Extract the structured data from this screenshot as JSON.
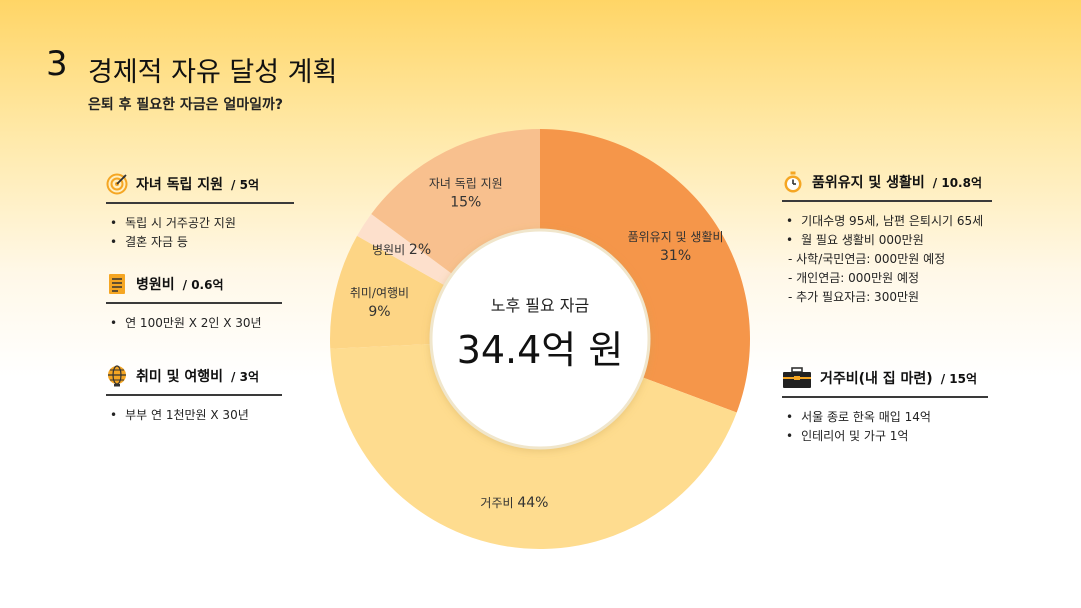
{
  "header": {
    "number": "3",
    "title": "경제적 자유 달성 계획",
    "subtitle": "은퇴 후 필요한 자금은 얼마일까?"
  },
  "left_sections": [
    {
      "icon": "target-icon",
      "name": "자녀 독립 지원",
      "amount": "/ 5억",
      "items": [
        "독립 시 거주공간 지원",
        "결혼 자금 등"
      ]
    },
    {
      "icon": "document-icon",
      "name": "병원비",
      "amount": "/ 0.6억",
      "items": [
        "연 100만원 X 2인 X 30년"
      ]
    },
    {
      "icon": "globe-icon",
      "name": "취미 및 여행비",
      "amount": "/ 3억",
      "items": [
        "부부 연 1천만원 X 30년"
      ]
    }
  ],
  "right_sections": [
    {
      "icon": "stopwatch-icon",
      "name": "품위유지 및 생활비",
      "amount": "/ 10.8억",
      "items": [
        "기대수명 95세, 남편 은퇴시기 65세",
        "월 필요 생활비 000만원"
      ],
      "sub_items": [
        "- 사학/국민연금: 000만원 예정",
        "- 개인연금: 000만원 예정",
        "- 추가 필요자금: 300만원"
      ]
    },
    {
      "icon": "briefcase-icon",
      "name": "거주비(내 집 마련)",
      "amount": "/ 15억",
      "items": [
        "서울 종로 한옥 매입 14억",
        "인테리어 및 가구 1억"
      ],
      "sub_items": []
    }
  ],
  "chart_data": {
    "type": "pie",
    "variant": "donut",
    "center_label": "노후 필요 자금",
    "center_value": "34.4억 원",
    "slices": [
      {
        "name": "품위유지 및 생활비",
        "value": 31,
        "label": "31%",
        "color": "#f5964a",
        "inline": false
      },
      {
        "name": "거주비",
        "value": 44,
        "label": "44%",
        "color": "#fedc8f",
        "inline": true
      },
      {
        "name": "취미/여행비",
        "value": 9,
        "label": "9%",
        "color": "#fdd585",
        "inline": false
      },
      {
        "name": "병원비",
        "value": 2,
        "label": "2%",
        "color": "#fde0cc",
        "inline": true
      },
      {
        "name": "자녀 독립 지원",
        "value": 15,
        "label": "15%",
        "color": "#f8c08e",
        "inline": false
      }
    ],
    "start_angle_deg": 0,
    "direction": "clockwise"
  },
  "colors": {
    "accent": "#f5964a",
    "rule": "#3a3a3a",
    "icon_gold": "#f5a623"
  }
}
---
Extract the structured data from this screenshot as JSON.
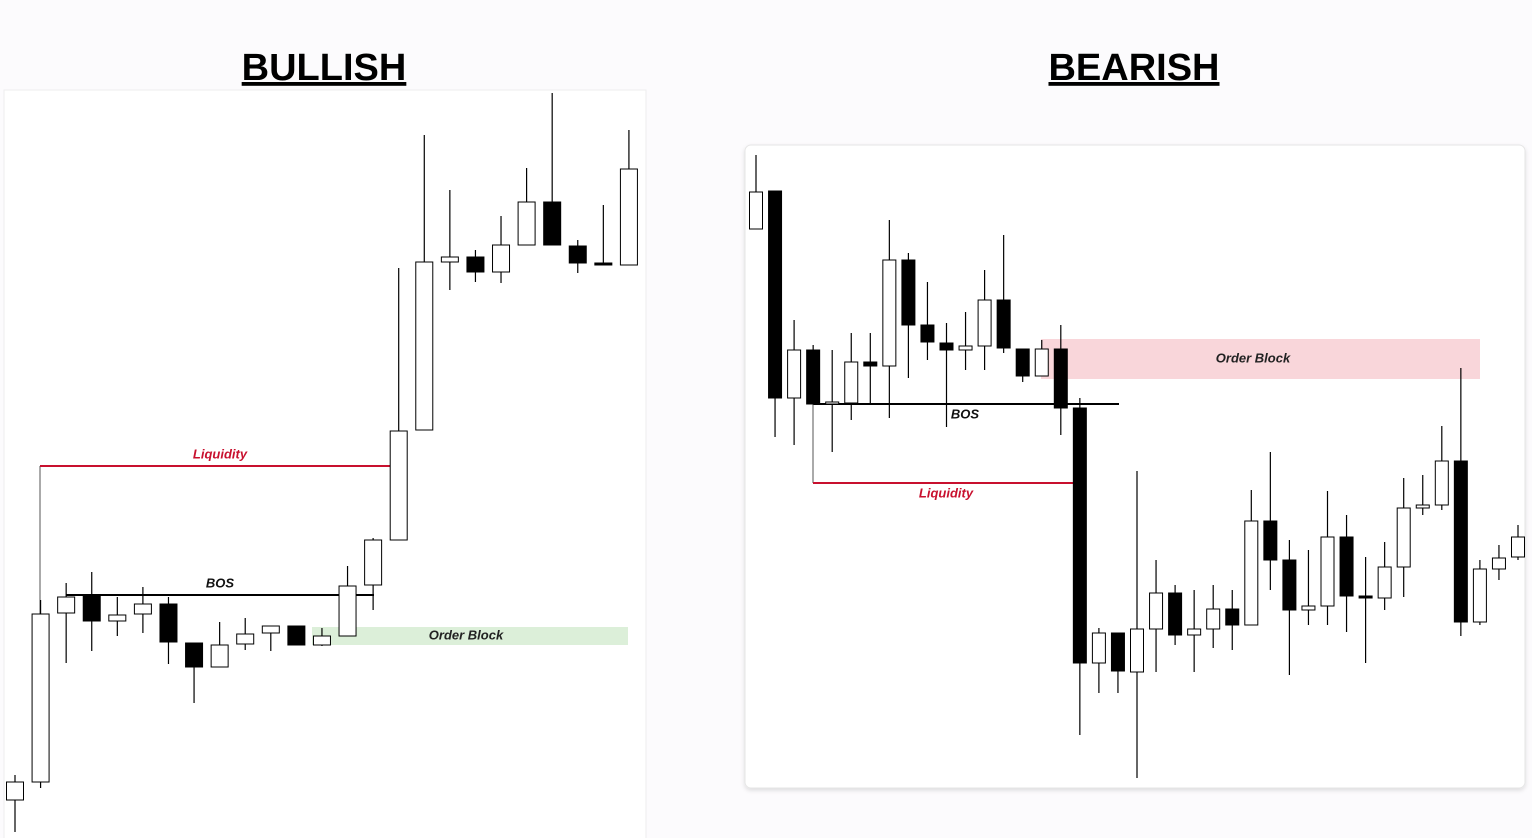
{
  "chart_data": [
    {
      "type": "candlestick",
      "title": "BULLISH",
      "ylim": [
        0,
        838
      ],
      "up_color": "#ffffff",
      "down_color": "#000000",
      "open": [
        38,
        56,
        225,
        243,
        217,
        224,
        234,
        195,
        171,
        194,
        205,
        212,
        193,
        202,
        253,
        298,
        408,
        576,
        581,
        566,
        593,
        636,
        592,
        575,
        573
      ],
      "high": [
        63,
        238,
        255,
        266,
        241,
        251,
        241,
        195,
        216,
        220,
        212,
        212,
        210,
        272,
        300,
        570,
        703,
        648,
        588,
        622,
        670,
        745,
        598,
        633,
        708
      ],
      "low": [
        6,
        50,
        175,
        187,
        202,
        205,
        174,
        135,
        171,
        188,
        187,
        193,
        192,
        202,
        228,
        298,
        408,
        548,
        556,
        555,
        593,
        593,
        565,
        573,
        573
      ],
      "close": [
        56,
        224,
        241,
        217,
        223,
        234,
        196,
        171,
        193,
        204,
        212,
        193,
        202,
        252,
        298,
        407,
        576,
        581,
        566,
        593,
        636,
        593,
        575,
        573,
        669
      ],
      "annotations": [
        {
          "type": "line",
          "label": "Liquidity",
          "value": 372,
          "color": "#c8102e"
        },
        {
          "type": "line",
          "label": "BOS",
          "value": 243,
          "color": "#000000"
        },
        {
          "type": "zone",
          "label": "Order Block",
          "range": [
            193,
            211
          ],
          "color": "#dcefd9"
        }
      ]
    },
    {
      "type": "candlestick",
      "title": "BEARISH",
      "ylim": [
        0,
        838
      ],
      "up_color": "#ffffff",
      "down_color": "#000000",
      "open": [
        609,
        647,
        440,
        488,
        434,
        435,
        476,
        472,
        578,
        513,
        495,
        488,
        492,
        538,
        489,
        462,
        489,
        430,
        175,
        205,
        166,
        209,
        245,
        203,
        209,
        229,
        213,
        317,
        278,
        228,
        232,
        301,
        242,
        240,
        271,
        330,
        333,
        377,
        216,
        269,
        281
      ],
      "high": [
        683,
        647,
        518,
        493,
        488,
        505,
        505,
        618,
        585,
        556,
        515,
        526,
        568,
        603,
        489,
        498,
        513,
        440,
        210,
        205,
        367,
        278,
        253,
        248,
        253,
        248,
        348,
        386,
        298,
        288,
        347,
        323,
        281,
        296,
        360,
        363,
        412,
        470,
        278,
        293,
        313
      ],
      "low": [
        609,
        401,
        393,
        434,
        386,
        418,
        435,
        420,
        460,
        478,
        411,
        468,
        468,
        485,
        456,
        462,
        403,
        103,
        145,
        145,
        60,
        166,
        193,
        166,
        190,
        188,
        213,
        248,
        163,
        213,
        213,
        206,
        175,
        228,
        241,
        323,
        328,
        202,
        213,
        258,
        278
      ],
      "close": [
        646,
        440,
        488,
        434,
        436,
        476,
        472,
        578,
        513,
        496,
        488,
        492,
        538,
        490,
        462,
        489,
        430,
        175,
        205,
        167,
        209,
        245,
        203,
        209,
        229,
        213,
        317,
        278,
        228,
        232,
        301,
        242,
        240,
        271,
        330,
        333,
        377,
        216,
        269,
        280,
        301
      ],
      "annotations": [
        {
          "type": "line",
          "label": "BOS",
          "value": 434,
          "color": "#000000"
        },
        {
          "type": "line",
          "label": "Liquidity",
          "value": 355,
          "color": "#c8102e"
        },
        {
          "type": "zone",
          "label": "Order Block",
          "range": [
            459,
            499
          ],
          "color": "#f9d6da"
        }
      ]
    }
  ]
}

CHALLENGE: State how many lines of the records hold the string "amount", and nothing else.

SOLUTION TO THE EXERCISE: 5